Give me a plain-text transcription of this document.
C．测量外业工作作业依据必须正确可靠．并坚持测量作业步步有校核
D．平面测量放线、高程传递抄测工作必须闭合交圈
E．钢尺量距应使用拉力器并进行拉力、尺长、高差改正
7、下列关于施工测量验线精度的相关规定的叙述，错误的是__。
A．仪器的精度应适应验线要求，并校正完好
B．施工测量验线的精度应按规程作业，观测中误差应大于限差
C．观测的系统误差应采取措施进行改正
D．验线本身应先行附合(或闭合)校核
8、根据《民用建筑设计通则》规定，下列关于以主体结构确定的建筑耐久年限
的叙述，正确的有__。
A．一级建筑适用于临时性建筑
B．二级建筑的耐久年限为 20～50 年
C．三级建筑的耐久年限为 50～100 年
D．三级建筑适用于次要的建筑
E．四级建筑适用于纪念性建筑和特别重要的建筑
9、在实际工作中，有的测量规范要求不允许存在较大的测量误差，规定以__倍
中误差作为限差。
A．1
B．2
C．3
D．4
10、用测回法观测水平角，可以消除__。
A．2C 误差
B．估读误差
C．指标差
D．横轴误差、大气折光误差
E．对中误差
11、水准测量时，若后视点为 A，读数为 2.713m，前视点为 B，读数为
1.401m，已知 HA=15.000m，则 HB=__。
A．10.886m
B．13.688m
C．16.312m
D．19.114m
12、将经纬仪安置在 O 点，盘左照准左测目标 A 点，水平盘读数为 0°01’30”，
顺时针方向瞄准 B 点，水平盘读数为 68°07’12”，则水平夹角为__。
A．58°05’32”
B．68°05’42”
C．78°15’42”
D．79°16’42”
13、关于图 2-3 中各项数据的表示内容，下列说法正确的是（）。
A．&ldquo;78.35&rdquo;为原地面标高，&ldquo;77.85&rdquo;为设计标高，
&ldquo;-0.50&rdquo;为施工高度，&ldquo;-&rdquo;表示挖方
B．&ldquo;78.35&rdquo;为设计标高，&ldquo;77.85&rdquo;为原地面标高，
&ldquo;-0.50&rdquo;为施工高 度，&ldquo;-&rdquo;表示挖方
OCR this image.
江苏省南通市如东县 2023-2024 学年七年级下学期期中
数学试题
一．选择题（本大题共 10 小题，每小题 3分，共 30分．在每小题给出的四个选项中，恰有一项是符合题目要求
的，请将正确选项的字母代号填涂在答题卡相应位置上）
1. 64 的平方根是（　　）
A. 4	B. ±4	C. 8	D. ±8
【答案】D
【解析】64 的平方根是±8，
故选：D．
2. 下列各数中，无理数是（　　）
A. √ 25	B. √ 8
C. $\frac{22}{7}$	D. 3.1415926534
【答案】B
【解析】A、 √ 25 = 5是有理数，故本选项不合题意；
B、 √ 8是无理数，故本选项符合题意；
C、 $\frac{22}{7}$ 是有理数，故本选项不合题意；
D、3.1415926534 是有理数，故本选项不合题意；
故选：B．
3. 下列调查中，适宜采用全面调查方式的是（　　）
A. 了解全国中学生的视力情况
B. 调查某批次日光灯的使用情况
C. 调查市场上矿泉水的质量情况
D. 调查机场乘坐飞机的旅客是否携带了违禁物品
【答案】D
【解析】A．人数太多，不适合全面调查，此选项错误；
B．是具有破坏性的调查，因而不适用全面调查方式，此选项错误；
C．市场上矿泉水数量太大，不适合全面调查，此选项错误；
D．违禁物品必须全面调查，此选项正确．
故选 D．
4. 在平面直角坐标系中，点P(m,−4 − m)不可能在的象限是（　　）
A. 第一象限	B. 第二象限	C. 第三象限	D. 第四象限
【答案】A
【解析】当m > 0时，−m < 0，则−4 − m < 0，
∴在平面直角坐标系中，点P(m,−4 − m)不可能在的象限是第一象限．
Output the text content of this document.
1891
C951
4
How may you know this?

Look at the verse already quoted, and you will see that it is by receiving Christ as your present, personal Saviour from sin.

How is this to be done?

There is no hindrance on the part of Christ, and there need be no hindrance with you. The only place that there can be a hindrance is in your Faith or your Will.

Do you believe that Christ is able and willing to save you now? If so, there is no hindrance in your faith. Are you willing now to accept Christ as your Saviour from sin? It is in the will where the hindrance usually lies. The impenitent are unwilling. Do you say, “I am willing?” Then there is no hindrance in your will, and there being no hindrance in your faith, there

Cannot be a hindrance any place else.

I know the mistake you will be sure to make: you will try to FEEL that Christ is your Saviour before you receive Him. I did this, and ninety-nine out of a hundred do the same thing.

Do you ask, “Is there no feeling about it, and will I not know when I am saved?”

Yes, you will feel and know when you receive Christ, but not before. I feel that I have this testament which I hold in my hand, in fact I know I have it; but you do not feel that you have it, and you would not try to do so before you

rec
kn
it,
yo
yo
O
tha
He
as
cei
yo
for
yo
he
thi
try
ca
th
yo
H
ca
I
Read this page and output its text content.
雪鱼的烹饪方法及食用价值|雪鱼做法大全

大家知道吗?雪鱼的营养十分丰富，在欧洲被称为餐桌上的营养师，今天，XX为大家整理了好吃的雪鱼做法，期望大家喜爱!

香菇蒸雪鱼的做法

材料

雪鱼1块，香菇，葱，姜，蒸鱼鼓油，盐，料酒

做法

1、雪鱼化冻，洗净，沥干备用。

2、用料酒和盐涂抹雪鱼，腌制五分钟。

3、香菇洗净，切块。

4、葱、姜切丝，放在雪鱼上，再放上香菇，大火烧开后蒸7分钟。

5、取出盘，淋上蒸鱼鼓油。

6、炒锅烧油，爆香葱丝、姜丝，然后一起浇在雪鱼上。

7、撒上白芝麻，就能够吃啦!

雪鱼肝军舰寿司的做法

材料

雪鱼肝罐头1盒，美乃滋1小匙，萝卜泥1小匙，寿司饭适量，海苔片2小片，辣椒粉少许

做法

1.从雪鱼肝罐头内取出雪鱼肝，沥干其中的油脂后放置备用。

■ ■ ■ ■ ■

◆ **EXERCISE**
Return each full line of the entries that contains the word "frac".

◆ **FINISHED ANSWER**
C. $\frac{22}{7}$	D. 3.1415926534
C、 $\frac{22}{7}$ 是有理数，故本选项不合题意；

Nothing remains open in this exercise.